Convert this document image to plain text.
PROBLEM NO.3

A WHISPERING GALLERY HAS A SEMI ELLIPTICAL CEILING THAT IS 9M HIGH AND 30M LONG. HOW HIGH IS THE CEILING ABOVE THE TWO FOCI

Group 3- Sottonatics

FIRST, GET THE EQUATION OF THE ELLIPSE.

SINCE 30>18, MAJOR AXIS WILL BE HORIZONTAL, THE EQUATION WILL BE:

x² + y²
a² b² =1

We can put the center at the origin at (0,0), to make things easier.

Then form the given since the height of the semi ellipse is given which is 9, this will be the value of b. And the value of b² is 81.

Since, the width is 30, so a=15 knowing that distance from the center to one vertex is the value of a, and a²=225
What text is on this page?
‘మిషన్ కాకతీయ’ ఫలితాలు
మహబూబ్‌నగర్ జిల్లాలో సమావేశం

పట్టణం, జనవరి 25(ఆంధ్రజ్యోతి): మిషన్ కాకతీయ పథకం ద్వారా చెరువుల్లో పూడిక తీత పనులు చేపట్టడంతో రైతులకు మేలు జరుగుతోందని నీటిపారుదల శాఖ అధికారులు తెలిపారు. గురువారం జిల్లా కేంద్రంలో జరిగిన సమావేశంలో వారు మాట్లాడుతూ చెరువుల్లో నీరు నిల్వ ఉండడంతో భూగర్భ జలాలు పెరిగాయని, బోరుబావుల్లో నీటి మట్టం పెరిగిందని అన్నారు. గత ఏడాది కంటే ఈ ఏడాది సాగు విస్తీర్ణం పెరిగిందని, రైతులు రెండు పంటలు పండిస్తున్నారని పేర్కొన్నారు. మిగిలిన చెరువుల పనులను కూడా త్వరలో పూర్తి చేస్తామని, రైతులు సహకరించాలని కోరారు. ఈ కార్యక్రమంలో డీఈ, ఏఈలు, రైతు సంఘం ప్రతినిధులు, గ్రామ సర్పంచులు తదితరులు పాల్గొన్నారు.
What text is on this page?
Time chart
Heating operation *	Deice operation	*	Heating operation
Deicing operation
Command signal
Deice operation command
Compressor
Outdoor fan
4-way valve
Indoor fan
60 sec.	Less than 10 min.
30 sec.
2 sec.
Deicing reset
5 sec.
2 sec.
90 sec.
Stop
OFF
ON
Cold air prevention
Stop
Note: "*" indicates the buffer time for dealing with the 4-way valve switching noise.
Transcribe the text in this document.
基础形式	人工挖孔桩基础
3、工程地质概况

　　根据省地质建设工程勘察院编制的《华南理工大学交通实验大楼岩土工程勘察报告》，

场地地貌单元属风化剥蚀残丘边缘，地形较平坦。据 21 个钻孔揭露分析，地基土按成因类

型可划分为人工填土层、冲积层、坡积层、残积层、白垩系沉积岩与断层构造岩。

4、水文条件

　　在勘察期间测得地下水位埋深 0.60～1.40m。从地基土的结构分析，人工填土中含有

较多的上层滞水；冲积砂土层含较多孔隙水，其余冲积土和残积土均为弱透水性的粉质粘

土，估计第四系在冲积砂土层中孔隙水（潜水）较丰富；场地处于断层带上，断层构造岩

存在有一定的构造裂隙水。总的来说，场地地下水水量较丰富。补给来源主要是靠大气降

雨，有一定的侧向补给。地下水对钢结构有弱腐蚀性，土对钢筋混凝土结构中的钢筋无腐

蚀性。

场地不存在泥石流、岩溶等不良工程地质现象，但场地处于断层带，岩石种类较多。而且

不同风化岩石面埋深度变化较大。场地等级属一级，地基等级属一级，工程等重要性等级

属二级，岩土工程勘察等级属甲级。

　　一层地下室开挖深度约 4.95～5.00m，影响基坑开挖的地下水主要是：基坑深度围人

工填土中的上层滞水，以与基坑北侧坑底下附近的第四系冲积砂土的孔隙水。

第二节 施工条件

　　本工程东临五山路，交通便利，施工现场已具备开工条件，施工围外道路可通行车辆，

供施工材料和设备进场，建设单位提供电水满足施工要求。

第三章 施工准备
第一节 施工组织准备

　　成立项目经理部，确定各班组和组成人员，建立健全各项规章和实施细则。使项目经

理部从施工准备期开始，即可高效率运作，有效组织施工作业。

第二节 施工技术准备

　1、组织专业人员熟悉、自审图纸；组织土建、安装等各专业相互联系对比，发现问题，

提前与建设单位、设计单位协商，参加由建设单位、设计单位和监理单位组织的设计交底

**What to produce:** Search the data for the string "value". List each line that has it.

**Answer to this exercise:**
Then form the given since the height of the semi ellipse is given which is 9, this will be the value of b. And the value of b² is 81.
Since, the width is 30, so a=15 knowing that distance from the center to one vertex is the value of a, and a²=225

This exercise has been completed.